▶ **What this task involves**: Can you give all the records again without altering a single character?

──────── Records for processing

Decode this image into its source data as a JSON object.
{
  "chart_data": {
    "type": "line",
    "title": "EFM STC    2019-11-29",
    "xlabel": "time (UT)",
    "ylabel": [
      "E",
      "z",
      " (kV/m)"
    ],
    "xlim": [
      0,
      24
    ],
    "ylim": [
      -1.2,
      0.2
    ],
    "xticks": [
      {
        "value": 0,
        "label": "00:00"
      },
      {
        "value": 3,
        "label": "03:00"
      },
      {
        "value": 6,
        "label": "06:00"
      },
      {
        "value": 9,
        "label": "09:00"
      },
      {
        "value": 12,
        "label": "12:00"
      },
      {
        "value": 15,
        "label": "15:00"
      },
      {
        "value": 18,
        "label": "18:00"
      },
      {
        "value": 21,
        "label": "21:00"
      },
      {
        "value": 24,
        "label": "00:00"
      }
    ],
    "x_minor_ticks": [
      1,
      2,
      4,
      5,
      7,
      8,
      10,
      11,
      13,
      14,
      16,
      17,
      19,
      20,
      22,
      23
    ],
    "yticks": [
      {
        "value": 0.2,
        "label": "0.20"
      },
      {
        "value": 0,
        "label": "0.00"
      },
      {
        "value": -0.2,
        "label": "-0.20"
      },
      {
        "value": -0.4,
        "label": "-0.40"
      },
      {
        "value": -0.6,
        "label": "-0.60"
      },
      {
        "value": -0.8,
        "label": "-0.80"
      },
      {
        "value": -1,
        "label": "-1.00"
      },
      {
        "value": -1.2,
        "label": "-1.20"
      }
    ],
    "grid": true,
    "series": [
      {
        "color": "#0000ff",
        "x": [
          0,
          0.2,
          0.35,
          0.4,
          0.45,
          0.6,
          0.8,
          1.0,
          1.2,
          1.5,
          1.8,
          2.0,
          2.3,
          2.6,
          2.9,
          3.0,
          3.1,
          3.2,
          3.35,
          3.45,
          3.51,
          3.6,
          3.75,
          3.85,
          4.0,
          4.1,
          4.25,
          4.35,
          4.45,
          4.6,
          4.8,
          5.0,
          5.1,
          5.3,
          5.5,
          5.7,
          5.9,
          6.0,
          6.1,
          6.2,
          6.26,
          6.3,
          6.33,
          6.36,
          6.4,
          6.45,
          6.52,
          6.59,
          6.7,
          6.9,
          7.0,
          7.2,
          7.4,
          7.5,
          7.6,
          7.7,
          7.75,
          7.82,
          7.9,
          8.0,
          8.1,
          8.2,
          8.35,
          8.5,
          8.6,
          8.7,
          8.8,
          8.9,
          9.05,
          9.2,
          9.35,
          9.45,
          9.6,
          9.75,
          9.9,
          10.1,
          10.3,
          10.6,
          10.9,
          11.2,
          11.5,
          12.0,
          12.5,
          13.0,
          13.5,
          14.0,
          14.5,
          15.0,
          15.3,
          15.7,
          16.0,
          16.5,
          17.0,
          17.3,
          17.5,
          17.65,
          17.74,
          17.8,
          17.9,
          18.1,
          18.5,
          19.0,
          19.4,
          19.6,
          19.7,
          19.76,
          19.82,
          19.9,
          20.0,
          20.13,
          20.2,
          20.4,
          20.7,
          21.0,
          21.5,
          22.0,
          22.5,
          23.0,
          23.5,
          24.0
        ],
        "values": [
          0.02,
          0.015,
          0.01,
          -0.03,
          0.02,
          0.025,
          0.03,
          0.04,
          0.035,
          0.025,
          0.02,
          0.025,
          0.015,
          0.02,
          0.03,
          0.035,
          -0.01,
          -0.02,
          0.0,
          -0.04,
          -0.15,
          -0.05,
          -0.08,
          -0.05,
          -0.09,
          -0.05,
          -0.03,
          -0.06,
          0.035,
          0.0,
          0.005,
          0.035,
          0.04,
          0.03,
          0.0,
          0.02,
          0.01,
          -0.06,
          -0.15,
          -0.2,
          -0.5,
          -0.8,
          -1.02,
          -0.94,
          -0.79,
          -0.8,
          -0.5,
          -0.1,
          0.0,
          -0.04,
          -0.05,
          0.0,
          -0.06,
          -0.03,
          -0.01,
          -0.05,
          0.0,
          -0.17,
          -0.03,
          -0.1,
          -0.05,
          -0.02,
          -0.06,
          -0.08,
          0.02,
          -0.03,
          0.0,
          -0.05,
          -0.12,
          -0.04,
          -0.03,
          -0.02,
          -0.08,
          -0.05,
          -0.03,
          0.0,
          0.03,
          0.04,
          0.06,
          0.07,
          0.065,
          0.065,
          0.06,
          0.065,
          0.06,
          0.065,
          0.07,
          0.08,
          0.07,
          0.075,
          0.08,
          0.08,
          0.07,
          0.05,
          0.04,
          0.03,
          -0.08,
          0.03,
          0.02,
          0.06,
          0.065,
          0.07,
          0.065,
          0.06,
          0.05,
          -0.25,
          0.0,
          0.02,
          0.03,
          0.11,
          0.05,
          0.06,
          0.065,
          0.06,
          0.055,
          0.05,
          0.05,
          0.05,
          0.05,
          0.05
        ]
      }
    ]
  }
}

────────────────

▶ **Written solution**:
Decode this image into its source data as a JSON object.
{
  "chart_data": {
    "type": "line",
    "title": "EFM STC    2019-11-29",
    "xlabel": "time (UT)",
    "ylabel": [
      "E",
      "z",
      " (kV/m)"
    ],
    "xlim": [
      0,
      24
    ],
    "ylim": [
      -1.2,
      0.2
    ],
    "xticks": [
      {
        "value": 0,
        "label": "00:00"
      },
      {
        "value": 3,
        "label": "03:00"
      },
      {
        "value": 6,
        "label": "06:00"
      },
      {
        "value": 9,
        "label": "09:00"
      },
      {
        "value": 12,
        "label": "12:00"
      },
      {
        "value": 15,
        "label": "15:00"
      },
      {
        "value": 18,
        "label": "18:00"
      },
      {
        "value": 21,
        "label": "21:00"
      },
      {
        "value": 24,
        "label": "00:00"
      }
    ],
    "x_minor_ticks": [
      1,
      2,
      4,
      5,
      7,
      8,
      10,
      11,
      13,
      14,
      16,
      17,
      19,
      20,
      22,
      23
    ],
    "yticks": [
      {
        "value": 0.2,
        "label": "0.20"
      },
      {
        "value": 0,
        "label": "0.00"
      },
      {
        "value": -0.2,
        "label": "-0.20"
      },
      {
        "value": -0.4,
        "label": "-0.40"
      },
      {
        "value": -0.6,
        "label": "-0.60"
      },
      {
        "value": -0.8,
        "label": "-0.80"
      },
      {
        "value": -1,
        "label": "-1.00"
      },
      {
        "value": -1.2,
        "label": "-1.20"
      }
    ],
    "grid": true,
    "series": [
      {
        "color": "#0000ff",
        "x": [
          0,
          0.2,
          0.35,
          0.4,
          0.45,
          0.6,
          0.8,
          1.0,
          1.2,
          1.5,
          1.8,
          2.0,
          2.3,
          2.6,
          2.9,
          3.0,
          3.1,
          3.2,
          3.35,
          3.45,
          3.51,
          3.6,
          3.75,
          3.85,
          4.0,
          4.1,
          4.25,
          4.35,
          4.45,
          4.6,
          4.8,
          5.0,
          5.1,
          5.3,
          5.5,
          5.7,
          5.9,
          6.0,
          6.1,
          6.2,
          6.26,
          6.3,
          6.33,
          6.36,
          6.4,
          6.45,
          6.52,
          6.59,
          6.7,
          6.9,
          7.0,
          7.2,
          7.4,
          7.5,
          7.6,
          7.7,
          7.75,
          7.82,
          7.9,
          8.0,
          8.1,
          8.2,
          8.35,
          8.5,
          8.6,
          8.7,
          8.8,
          8.9,
          9.05,
          9.2,
          9.35,
          9.45,
          9.6,
          9.75,
          9.9,
          10.1,
          10.3,
          10.6,
          10.9,
          11.2,
          11.5,
          12.0,
          12.5,
          13.0,
          13.5,
          14.0,
          14.5,
          15.0,
          15.3,
          15.7,
          16.0,
          16.5,
          17.0,
          17.3,
          17.5,
          17.65,
          17.74,
          17.8,
          17.9,
          18.1,
          18.5,
          19.0,
          19.4,
          19.6,
          19.7,
          19.76,
          19.82,
          19.9,
          20.0,
          20.13,
          20.2,
          20.4,
          20.7,
          21.0,
          21.5,
          22.0,
          22.5,
          23.0,
          23.5,
          24.0
        ],
        "values": [
          0.02,
          0.015,
          0.01,
          -0.03,
          0.02,
          0.025,
          0.03,
          0.04,
          0.035,
          0.025,
          0.02,
          0.025,
          0.015,
          0.02,
          0.03,
          0.035,
          -0.01,
          -0.02,
          0.0,
          -0.04,
          -0.15,
          -0.05,
          -0.08,
          -0.05,
          -0.09,
          -0.05,
          -0.03,
          -0.06,
          0.035,
          0.0,
          0.005,
          0.035,
          0.04,
          0.03,
          0.0,
          0.02,
          0.01,
          -0.06,
          -0.15,
          -0.2,
          -0.5,
          -0.8,
          -1.02,
          -0.94,
          -0.79,
          -0.8,
          -0.5,
          -0.1,
          0.0,
          -0.04,
          -0.05,
          0.0,
          -0.06,
          -0.03,
          -0.01,
          -0.05,
          0.0,
          -0.17,
          -0.03,
          -0.1,
          -0.05,
          -0.02,
          -0.06,
          -0.08,
          0.02,
          -0.03,
          0.0,
          -0.05,
          -0.12,
          -0.04,
          -0.03,
          -0.02,
          -0.08,
          -0.05,
          -0.03,
          0.0,
          0.03,
          0.04,
          0.06,
          0.07,
          0.065,
          0.065,
          0.06,
          0.065,
          0.06,
          0.065,
          0.07,
          0.08,
          0.07,
          0.075,
          0.08,
          0.08,
          0.07,
          0.05,
          0.04,
          0.03,
          -0.08,
          0.03,
          0.02,
          0.06,
          0.065,
          0.07,
          0.065,
          0.06,
          0.05,
          -0.25,
          0.0,
          0.02,
          0.03,
          0.11,
          0.05,
          0.06,
          0.065,
          0.06,
          0.055,
          0.05,
          0.05,
          0.05,
          0.05,
          0.05
        ]
      }
    ]
  }
}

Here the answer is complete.